-- START OF Records supplied --

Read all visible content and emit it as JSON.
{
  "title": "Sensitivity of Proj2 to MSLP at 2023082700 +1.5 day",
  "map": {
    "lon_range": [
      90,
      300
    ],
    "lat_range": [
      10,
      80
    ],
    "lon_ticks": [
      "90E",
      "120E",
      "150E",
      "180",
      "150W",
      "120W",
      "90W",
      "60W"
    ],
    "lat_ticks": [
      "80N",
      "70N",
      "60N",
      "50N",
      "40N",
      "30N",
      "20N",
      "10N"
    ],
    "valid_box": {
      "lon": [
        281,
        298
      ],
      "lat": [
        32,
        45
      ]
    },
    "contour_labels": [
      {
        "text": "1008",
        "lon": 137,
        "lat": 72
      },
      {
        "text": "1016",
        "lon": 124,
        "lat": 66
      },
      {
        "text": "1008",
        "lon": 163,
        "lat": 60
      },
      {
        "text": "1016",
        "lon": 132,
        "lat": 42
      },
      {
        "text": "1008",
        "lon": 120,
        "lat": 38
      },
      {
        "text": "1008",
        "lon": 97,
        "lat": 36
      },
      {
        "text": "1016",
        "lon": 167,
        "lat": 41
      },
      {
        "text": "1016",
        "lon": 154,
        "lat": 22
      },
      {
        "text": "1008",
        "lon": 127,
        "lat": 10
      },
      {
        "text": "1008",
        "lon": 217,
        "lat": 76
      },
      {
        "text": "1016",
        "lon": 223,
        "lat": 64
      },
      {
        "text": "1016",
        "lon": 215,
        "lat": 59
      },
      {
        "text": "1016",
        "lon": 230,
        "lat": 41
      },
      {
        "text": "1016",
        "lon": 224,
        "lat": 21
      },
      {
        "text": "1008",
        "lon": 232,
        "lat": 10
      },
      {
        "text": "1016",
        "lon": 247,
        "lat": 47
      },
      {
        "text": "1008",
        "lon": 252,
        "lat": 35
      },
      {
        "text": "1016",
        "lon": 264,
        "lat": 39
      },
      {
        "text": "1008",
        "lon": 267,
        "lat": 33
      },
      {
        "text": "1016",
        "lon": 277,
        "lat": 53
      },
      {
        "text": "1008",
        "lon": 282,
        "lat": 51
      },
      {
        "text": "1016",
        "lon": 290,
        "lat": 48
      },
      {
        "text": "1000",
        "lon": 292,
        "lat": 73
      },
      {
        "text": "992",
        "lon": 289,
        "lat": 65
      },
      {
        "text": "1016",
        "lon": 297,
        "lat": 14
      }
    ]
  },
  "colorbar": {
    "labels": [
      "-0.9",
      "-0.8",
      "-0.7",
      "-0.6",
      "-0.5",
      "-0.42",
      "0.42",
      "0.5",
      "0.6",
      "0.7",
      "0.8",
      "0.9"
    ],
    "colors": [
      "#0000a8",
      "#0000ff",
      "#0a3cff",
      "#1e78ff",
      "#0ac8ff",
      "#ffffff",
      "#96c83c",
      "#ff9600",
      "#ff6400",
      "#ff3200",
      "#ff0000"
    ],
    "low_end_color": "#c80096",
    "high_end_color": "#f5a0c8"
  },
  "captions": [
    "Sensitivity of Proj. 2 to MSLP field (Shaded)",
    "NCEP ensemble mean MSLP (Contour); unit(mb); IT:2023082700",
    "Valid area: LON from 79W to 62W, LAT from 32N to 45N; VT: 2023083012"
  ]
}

-- END OF Records supplied --

• _Given task_: Answer only with how many lines in the records include "Sensitivity".

• _Response below_: 2